• **SUPPLIED DATA**
<<<<

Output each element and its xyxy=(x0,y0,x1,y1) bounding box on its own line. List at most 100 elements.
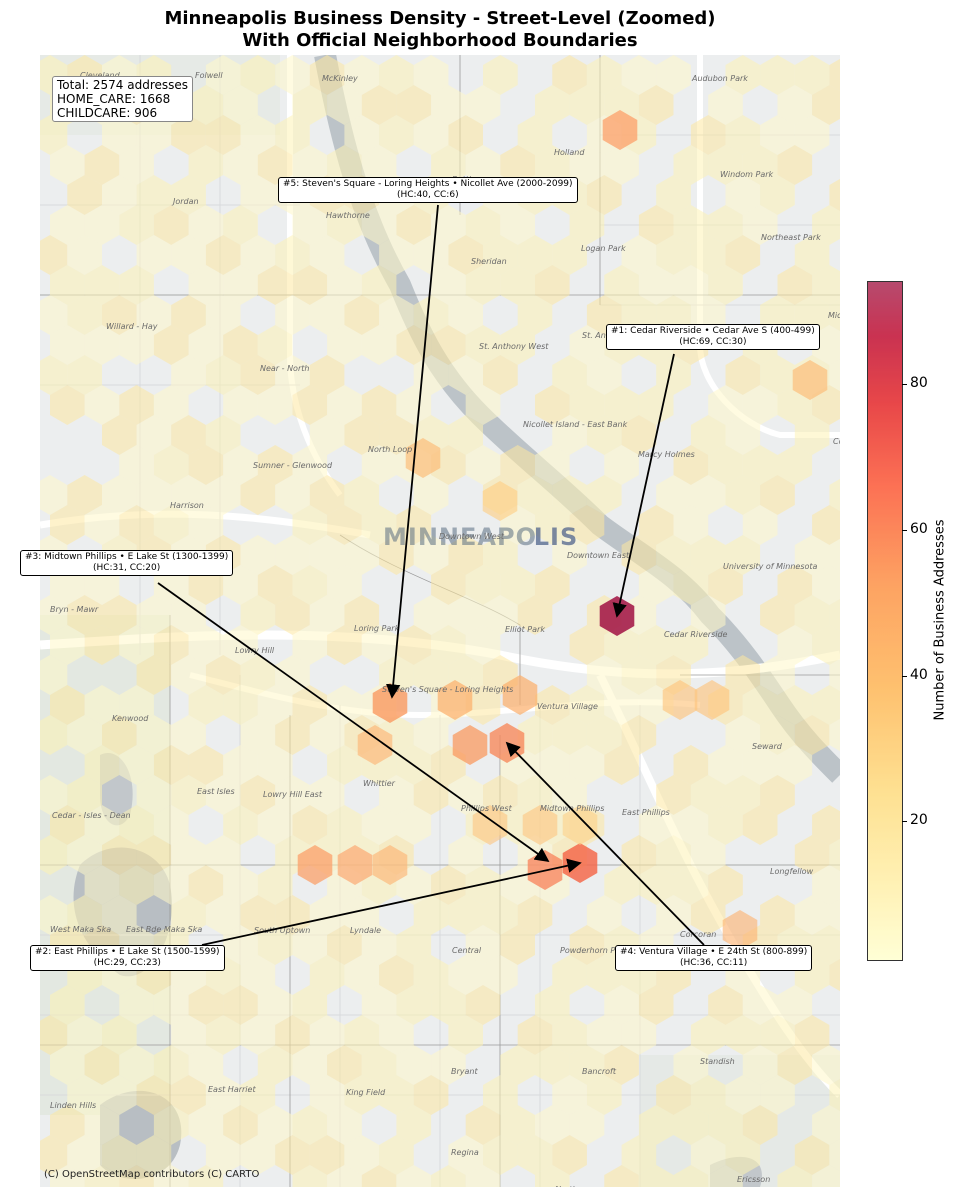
density-hex xyxy=(586,355,622,395)
density-hex xyxy=(760,595,795,635)
density-hex xyxy=(379,1135,414,1175)
neighborhood-label: Cedar - Isles - Dean xyxy=(52,811,131,820)
density-hex xyxy=(257,445,293,485)
density-hex xyxy=(257,1045,293,1085)
map-area[interactable]: MINNEAPO LIS ClevelandFolwellMcKinleyAud… xyxy=(40,55,840,1187)
density-hex xyxy=(760,655,795,695)
density-hex xyxy=(119,745,154,785)
density-hex xyxy=(586,55,622,95)
density-hex xyxy=(656,1075,691,1115)
neighborhood-label: Ventura Village xyxy=(537,702,598,711)
density-hex xyxy=(361,265,397,305)
density-hex xyxy=(102,595,137,635)
density-hex xyxy=(413,115,449,155)
density-hex xyxy=(829,58,840,92)
density-hex xyxy=(777,985,813,1025)
density-hex xyxy=(586,1075,622,1115)
density-hex xyxy=(483,955,518,995)
density-hex xyxy=(725,1135,761,1175)
density-hex xyxy=(448,235,483,275)
density-hex xyxy=(344,475,380,515)
density-hex xyxy=(586,475,622,515)
density-hex xyxy=(725,1075,761,1115)
density-hex xyxy=(327,505,362,545)
density-hex xyxy=(153,205,189,245)
neighborhood-label: Harrison xyxy=(170,501,204,510)
density-hex xyxy=(829,958,840,992)
density-hex xyxy=(240,115,276,155)
density-hex xyxy=(552,1135,587,1175)
density-hex xyxy=(361,325,397,365)
density-hex xyxy=(725,235,761,275)
density-hex xyxy=(102,295,137,335)
density-hex xyxy=(188,445,224,485)
density-hex-high xyxy=(694,680,730,720)
density-hex xyxy=(725,355,761,395)
density-hex xyxy=(67,1135,102,1175)
neighborhood-label: Northrop xyxy=(555,1185,591,1187)
density-hex xyxy=(240,535,276,575)
density-hex xyxy=(673,1045,709,1085)
density-hex xyxy=(40,775,68,815)
density-hex xyxy=(67,235,102,275)
density-hex xyxy=(292,1105,328,1145)
density-hex xyxy=(50,205,85,245)
density-hex xyxy=(119,1165,154,1187)
density-hex xyxy=(50,625,85,665)
density-hex xyxy=(153,385,189,425)
density-hex xyxy=(84,1165,120,1187)
density-hex xyxy=(586,655,622,695)
density-hex xyxy=(205,235,241,275)
density-hex xyxy=(309,955,345,995)
density-hex xyxy=(379,1015,414,1055)
density-hex xyxy=(361,85,397,125)
density-hex xyxy=(119,205,154,245)
density-hex xyxy=(84,505,120,545)
density-hex xyxy=(171,1015,206,1055)
density-hex xyxy=(119,505,154,545)
density-hex xyxy=(760,55,795,95)
density-hex xyxy=(708,265,743,305)
density-hex xyxy=(586,955,622,995)
density-hex xyxy=(552,1075,587,1115)
density-hex xyxy=(188,325,224,365)
density-hex xyxy=(309,355,345,395)
density-hex xyxy=(67,775,102,815)
density-hex xyxy=(812,1105,840,1145)
density-hex xyxy=(344,415,380,455)
density-hex xyxy=(812,685,840,725)
density-hex xyxy=(102,715,137,755)
density-hex xyxy=(621,55,657,95)
density-hex xyxy=(812,625,840,665)
density-hex xyxy=(794,235,830,275)
density-hex xyxy=(708,445,743,485)
density-hex xyxy=(205,475,241,515)
density-hex xyxy=(102,835,137,875)
density-hex xyxy=(396,1105,432,1145)
density-hex xyxy=(465,85,501,125)
density-hex xyxy=(725,175,761,215)
density-hex xyxy=(188,205,224,245)
density-hex xyxy=(136,295,172,335)
density-hex xyxy=(292,445,328,485)
neighborhood-label: Seward xyxy=(752,742,782,751)
density-hex xyxy=(777,685,813,725)
title-line-2: With Official Neighborhood Boundaries xyxy=(242,30,638,51)
density-hex xyxy=(119,1045,154,1085)
density-hex xyxy=(136,235,172,275)
density-hex xyxy=(535,445,570,485)
density-hex xyxy=(327,325,362,365)
density-hex xyxy=(379,115,414,155)
density-hex xyxy=(275,1135,310,1175)
density-hex xyxy=(361,205,397,245)
stats-box: Total: 2574 addresses HOME_CARE: 1668 CH… xyxy=(52,76,194,122)
density-hex xyxy=(136,1135,172,1175)
density-hex xyxy=(292,205,328,245)
density-hex xyxy=(794,55,830,95)
density-hex xyxy=(812,265,840,305)
density-hex xyxy=(638,1165,674,1187)
density-hex xyxy=(153,505,189,545)
density-hex xyxy=(223,145,258,185)
annotation-5: #5: Steven's Square - Loring Heights • N… xyxy=(278,177,578,203)
density-hex xyxy=(760,715,795,755)
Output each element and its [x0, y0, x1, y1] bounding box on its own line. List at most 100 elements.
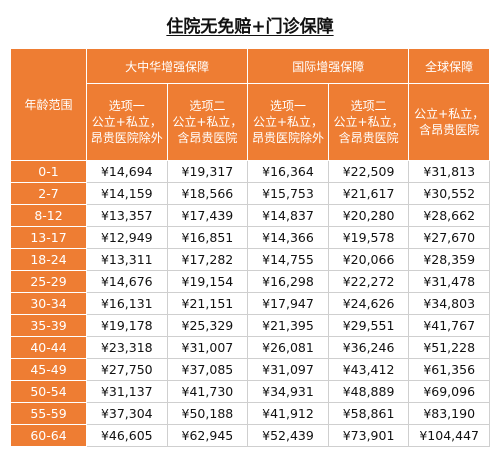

>>>>

• **WHAT TO WORK ON**
Copy every line of the rows above word for word, without the pictures.

• **ANSWER TO THE EXERCISE**
Output each element and its xyxy=(x0,y0,x1,y1) bounding box on its own line. List at most 100 elements.
density-hex xyxy=(586,355,622,395)
density-hex xyxy=(760,595,795,635)
density-hex xyxy=(379,1135,414,1175)
neighborhood-label: Cedar - Isles - Dean xyxy=(52,811,131,820)
density-hex xyxy=(257,445,293,485)
density-hex xyxy=(257,1045,293,1085)
map-area[interactable]: MINNEAPO LIS ClevelandFolwellMcKinleyAud… xyxy=(40,55,840,1187)
density-hex xyxy=(760,655,795,695)
density-hex xyxy=(119,745,154,785)
density-hex xyxy=(586,55,622,95)
density-hex xyxy=(656,1075,691,1115)
neighborhood-label: Ventura Village xyxy=(537,702,598,711)
density-hex xyxy=(361,265,397,305)
density-hex xyxy=(102,595,137,635)
density-hex xyxy=(413,115,449,155)
density-hex xyxy=(829,58,840,92)
density-hex xyxy=(777,985,813,1025)
density-hex xyxy=(586,1075,622,1115)
density-hex xyxy=(483,955,518,995)
density-hex xyxy=(725,1135,761,1175)
density-hex xyxy=(448,235,483,275)
density-hex xyxy=(344,475,380,515)
density-hex xyxy=(586,475,622,515)
density-hex xyxy=(725,1075,761,1115)
density-hex xyxy=(327,505,362,545)
density-hex xyxy=(153,205,189,245)
neighborhood-label: Harrison xyxy=(170,501,204,510)
density-hex xyxy=(829,958,840,992)
density-hex xyxy=(240,115,276,155)
density-hex xyxy=(552,1135,587,1175)
density-hex xyxy=(361,325,397,365)
density-hex xyxy=(725,235,761,275)
density-hex xyxy=(102,295,137,335)
density-hex xyxy=(188,445,224,485)
density-hex-high xyxy=(694,680,730,720)
density-hex xyxy=(725,355,761,395)
density-hex xyxy=(67,1135,102,1175)
neighborhood-label: Northrop xyxy=(555,1185,591,1187)
density-hex xyxy=(240,535,276,575)
density-hex xyxy=(673,1045,709,1085)
density-hex xyxy=(40,775,68,815)
density-hex xyxy=(67,235,102,275)
density-hex xyxy=(292,1105,328,1145)
density-hex xyxy=(50,205,85,245)
density-hex xyxy=(119,1165,154,1187)
density-hex xyxy=(50,625,85,665)
density-hex xyxy=(153,385,189,425)
density-hex xyxy=(84,1165,120,1187)
density-hex xyxy=(586,655,622,695)
density-hex xyxy=(205,235,241,275)
density-hex xyxy=(309,955,345,995)
density-hex xyxy=(379,1015,414,1055)
density-hex xyxy=(361,85,397,125)
density-hex xyxy=(119,205,154,245)
density-hex xyxy=(84,505,120,545)
density-hex xyxy=(171,1015,206,1055)
density-hex xyxy=(119,505,154,545)
density-hex xyxy=(760,55,795,95)
density-hex xyxy=(708,265,743,305)
density-hex xyxy=(586,955,622,995)
density-hex xyxy=(552,1075,587,1115)
density-hex xyxy=(188,325,224,365)
density-hex xyxy=(309,355,345,395)
density-hex xyxy=(67,775,102,815)
density-hex xyxy=(812,1105,840,1145)
density-hex xyxy=(344,415,380,455)
density-hex xyxy=(812,685,840,725)
density-hex xyxy=(102,715,137,755)
density-hex xyxy=(621,55,657,95)
density-hex xyxy=(812,625,840,665)
density-hex xyxy=(794,235,830,275)
density-hex xyxy=(708,445,743,485)
density-hex xyxy=(205,475,241,515)
density-hex xyxy=(102,835,137,875)
density-hex xyxy=(396,1105,432,1145)
density-hex xyxy=(465,85,501,125)
density-hex xyxy=(725,175,761,215)
density-hex xyxy=(188,205,224,245)
density-hex xyxy=(136,295,172,335)
density-hex xyxy=(292,445,328,485)
neighborhood-label: Seward xyxy=(752,742,782,751)
density-hex xyxy=(777,685,813,725)
title-line-2: With Official Neighborhood Boundaries xyxy=(242,30,638,51)
density-hex xyxy=(119,1045,154,1085)
density-hex xyxy=(136,235,172,275)
density-hex xyxy=(535,445,570,485)
density-hex xyxy=(327,325,362,365)
density-hex xyxy=(379,115,414,155)
density-hex xyxy=(275,1135,310,1175)
density-hex xyxy=(361,205,397,245)
stats-box: Total: 2574 addresses HOME_CARE: 1668 CH… xyxy=(52,76,194,122)
density-hex xyxy=(136,1135,172,1175)
density-hex xyxy=(292,205,328,245)
density-hex xyxy=(794,55,830,95)
density-hex xyxy=(812,265,840,305)
density-hex xyxy=(638,1165,674,1187)
density-hex xyxy=(153,505,189,545)
density-hex xyxy=(223,145,258,185)
annotation-5: #5: Steven's Square - Loring Heights • N… xyxy=(278,177,578,203)
density-hex xyxy=(760,715,795,755)
Output each element and its [x0, y0, x1, y1] bounding box on its own line. List at most 100 elements.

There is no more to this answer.